В конце 1943 года он дает концерты в Англии, а затем по пятам наступления союзных армий первым из музыкантов играет в освобожденных Париже и Брюсселе. В Антверпене он дал концерт, когда окраины города еще находились в руках немцев. В апреле 1945 года вместе с Бенджамином Бриттеном выступил перед бывшими узниками освобожденного британскими войсками концлагеря Берген-Бельзен. Он стал первым зарубежным музыкантом, приехавшим в СССР после войны для исполнения двойного концерта Баха совместно с Давидом Ойстрахом. Как знак примирения, дал он в 1947 году в послевоенной Германии концерт с Вильгельмом Фуртвенглером, обвиненным в сотрудничестве с гитлеровским режимом, но оправданным. Правда, это выступление перед немцами вызвало резкое осуждение Менухина среди евреев, увидевших в этом предательство. Несколько лет ему даже не разрешали въезд в Израиль. А допущенного в страну лишь в 1950-м, его всюду сопровождала и охраняла полиция. Но его музыка сломала эту враждебность, и после следующих гастролей в Израиле в 1951-м один из критиков писал: «Игра такого артиста, как Менухин, может заставить поверить в Б-га даже атеиста».

Февраль и март 1952 года Менухин провел в Индии, где встречался с Джавахарлалом Неру и Элеонорой Рузвельт. Там же увлекся и изучением теории йогов. Заимствованный комплекс упражнений помог ему преодолеть прогрессирующий недуг правой руки. Его пристрастие к йоге стало и частью его имиджа. Так, на памятном концерте к столетию Берлинского филармонического оркестра он дирижировал Пятой симфонией Людвига ван Бетховена, стоя на голове и тактируя ногой. Поселившись в Великобритании, приняв впоследствии ее подданство, он создал там школу, а затем и фонд своего имени в поддержку молодых музыкантов. Международный фонд его имени действует и в Бельгии. Большую часть доходов от концертов он всегда раздавал на благотворительность, на профилактику вспышек эпидемий и загрязнения окружающей среды. И это помимо проводимых концертов в пользу Красного Креста, жертв немецких концлагерей и многих других мировых проблем, решению которых он стремился помочь. Когда в 1967 году началась Шестидневная война, он обзванивал своих известных друзей и знакомых не просто с просьбой, а с требованием ехать с ним и встать между воюющими для предотвращения кровопролития. По своей натуре он просто не мог оставаться в стороне и быть безучастным. И огромное число премий, почетных званий, медалей и орденов, которых он был удостоен, – это не только результат признания его таланта. Это и благодарность за его дела при жизни, из которой он ушел 12 марта 1999 года.

ЦЕЛЬ ЗАДАНИЯ:
Выпишите по порядку все годы, которые названы в тексте о Менухине.

Списки размеченных областей
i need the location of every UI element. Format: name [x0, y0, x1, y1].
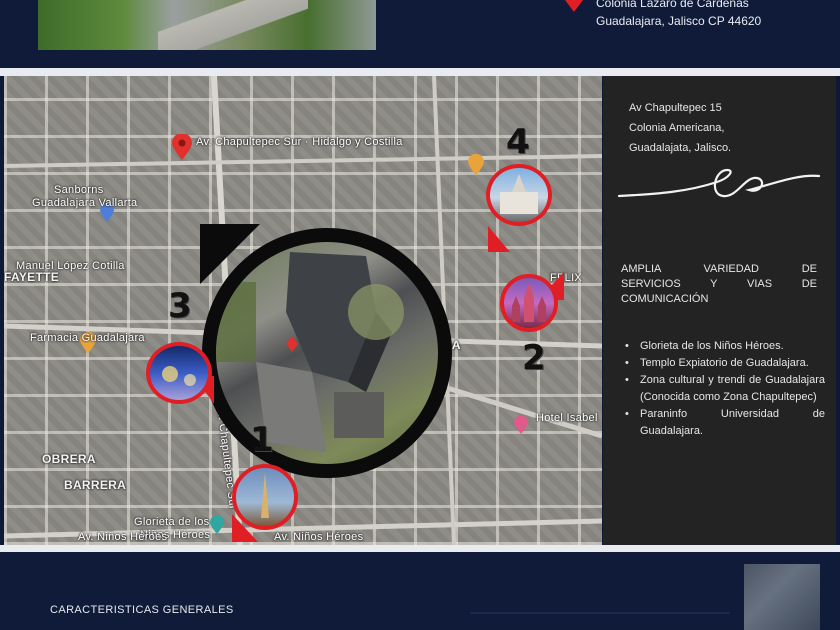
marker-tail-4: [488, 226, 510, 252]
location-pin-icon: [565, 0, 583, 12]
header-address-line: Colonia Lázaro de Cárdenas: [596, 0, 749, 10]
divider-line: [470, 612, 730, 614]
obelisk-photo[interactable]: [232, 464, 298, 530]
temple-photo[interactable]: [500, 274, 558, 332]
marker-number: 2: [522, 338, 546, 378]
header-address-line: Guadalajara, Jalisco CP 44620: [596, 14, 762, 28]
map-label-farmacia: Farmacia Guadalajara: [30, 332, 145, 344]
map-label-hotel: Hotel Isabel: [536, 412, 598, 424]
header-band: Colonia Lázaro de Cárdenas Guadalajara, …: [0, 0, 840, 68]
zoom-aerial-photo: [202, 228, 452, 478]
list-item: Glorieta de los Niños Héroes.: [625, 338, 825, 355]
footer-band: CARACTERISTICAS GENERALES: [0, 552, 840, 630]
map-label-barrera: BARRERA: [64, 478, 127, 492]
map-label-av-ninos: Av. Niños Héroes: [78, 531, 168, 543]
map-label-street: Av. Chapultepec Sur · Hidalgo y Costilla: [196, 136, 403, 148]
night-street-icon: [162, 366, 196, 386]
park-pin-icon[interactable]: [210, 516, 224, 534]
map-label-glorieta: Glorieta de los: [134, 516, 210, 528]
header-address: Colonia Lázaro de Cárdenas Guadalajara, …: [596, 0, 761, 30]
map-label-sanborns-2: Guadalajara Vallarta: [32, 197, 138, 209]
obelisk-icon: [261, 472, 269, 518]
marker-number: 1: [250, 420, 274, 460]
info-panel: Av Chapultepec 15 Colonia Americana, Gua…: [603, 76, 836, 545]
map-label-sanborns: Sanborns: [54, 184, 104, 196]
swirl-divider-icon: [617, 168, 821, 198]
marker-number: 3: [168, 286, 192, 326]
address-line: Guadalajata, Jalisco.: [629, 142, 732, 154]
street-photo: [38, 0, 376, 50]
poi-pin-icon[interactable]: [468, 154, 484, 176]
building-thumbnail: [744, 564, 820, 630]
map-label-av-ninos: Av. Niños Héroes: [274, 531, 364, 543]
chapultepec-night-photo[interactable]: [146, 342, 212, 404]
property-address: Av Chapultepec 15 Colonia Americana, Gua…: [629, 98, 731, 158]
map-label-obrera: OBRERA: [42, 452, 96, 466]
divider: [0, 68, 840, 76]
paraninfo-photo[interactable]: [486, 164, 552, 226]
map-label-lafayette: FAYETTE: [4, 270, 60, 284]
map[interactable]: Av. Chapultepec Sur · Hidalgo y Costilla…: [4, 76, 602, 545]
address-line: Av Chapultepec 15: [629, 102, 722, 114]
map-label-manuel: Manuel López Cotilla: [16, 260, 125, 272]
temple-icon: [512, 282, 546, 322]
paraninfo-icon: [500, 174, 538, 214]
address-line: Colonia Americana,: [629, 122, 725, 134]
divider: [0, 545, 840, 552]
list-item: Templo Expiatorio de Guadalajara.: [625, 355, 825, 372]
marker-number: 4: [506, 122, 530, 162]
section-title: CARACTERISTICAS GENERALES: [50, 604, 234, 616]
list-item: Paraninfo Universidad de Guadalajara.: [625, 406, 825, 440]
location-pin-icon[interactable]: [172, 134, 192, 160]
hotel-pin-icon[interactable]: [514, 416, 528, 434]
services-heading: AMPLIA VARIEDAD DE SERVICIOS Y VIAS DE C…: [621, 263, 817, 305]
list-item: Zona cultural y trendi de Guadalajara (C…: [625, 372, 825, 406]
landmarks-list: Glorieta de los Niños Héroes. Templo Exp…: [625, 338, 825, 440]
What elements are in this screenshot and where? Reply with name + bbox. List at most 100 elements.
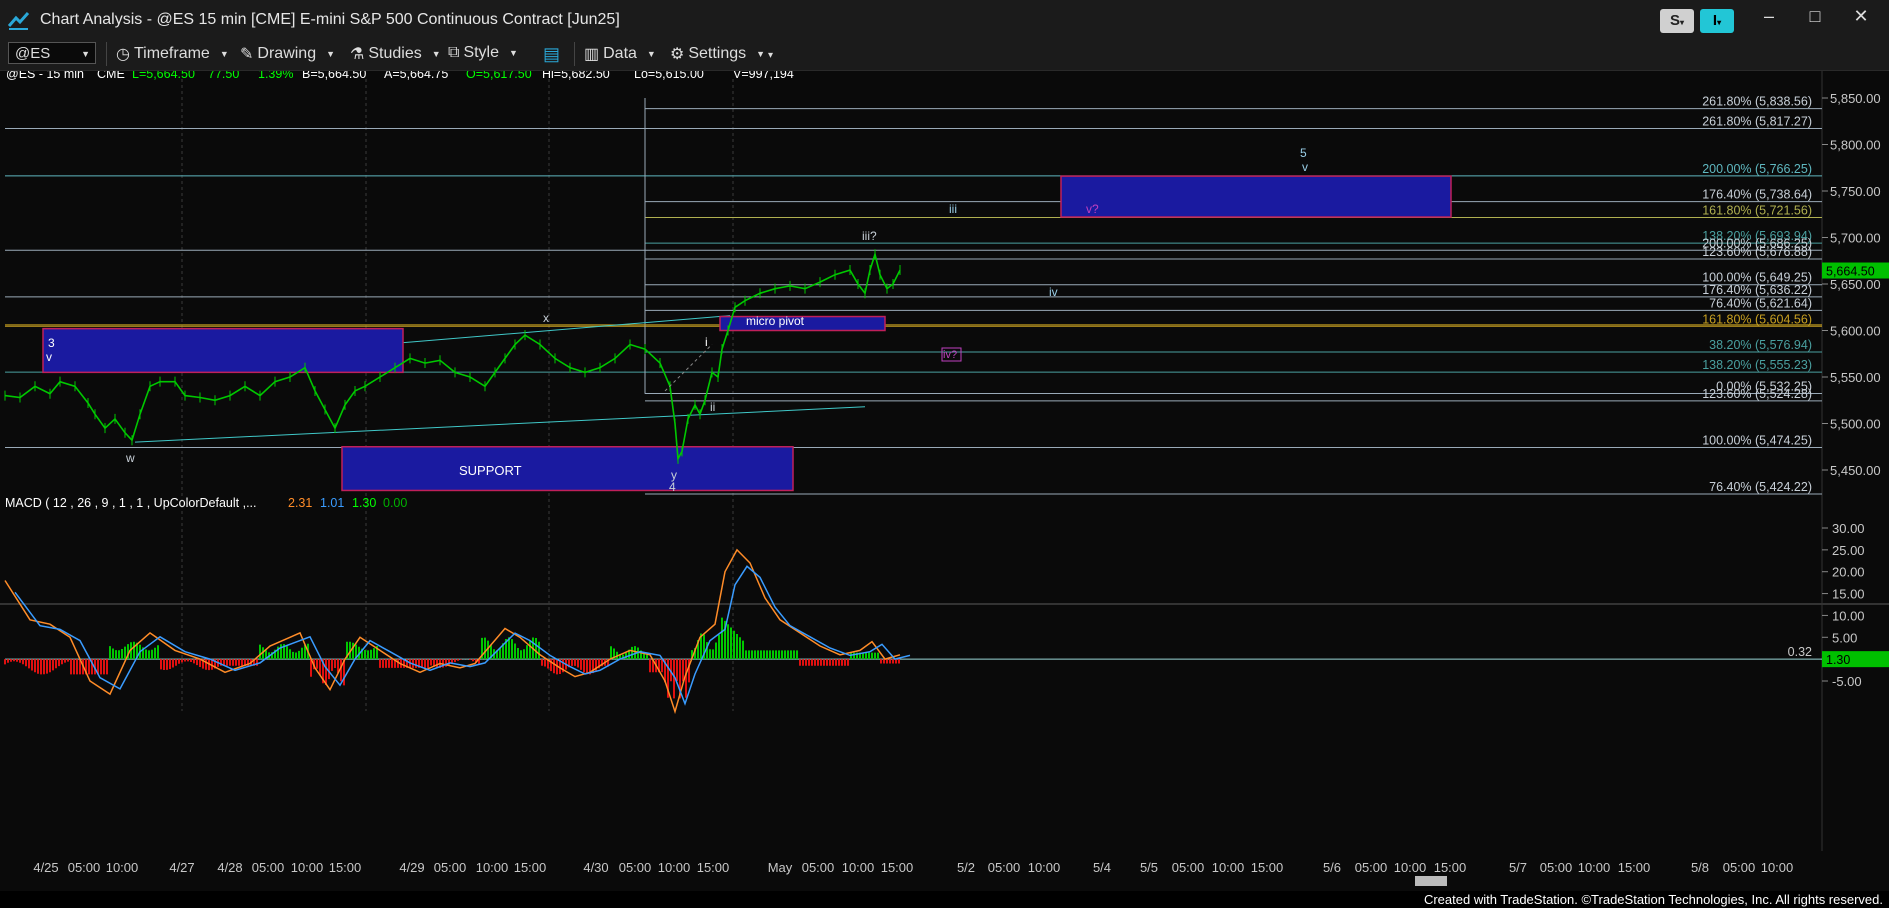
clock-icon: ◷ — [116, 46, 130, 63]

РЕШЕНИЕ ЗАДАЧИ:
1943, 1945, 1947, 1950, 1951, 1952, 1967, 1999